**Task goal:** Write out every record in full, exactly as written, please.

**Data:**

* Begin *

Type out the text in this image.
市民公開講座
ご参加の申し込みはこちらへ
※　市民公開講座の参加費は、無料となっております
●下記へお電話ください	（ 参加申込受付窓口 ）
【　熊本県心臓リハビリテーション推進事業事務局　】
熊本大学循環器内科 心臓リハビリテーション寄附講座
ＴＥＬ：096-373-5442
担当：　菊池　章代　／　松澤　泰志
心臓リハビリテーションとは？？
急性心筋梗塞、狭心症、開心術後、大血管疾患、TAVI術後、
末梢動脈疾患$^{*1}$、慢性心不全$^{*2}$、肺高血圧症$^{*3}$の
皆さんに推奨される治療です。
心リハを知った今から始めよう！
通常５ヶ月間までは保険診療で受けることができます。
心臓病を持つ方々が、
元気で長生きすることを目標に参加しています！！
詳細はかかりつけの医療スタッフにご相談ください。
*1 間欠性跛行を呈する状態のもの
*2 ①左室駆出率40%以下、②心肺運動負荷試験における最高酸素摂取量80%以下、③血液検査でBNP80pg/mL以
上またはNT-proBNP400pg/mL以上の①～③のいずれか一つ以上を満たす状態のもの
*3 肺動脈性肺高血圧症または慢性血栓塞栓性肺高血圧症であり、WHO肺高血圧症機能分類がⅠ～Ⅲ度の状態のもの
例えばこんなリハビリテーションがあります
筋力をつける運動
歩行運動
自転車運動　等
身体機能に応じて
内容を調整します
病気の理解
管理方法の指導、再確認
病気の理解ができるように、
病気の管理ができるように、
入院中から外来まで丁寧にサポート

* End *

**Full response:**
Type out the text in this image.
市民公開講座
ご参加の申し込みはこちらへ
※　市民公開講座の参加費は、無料となっております
●下記へお電話ください	（ 参加申込受付窓口 ）
【　熊本県心臓リハビリテーション推進事業事務局　】
熊本大学循環器内科 心臓リハビリテーション寄附講座
ＴＥＬ：096-373-5442
担当：　菊池　章代　／　松澤　泰志
心臓リハビリテーションとは？？
急性心筋梗塞、狭心症、開心術後、大血管疾患、TAVI術後、
末梢動脈疾患$^{*1}$、慢性心不全$^{*2}$、肺高血圧症$^{*3}$の
皆さんに推奨される治療です。
心リハを知った今から始めよう！
通常５ヶ月間までは保険診療で受けることができます。
心臓病を持つ方々が、
元気で長生きすることを目標に参加しています！！
詳細はかかりつけの医療スタッフにご相談ください。
*1 間欠性跛行を呈する状態のもの
*2 ①左室駆出率40%以下、②心肺運動負荷試験における最高酸素摂取量80%以下、③血液検査でBNP80pg/mL以
上またはNT-proBNP400pg/mL以上の①～③のいずれか一つ以上を満たす状態のもの
*3 肺動脈性肺高血圧症または慢性血栓塞栓性肺高血圧症であり、WHO肺高血圧症機能分類がⅠ～Ⅲ度の状態のもの
例えばこんなリハビリテーションがあります
筋力をつける運動
歩行運動
自転車運動　等
身体機能に応じて
内容を調整します
病気の理解
管理方法の指導、再確認
病気の理解ができるように、
病気の管理ができるように、
入院中から外来まで丁寧にサポート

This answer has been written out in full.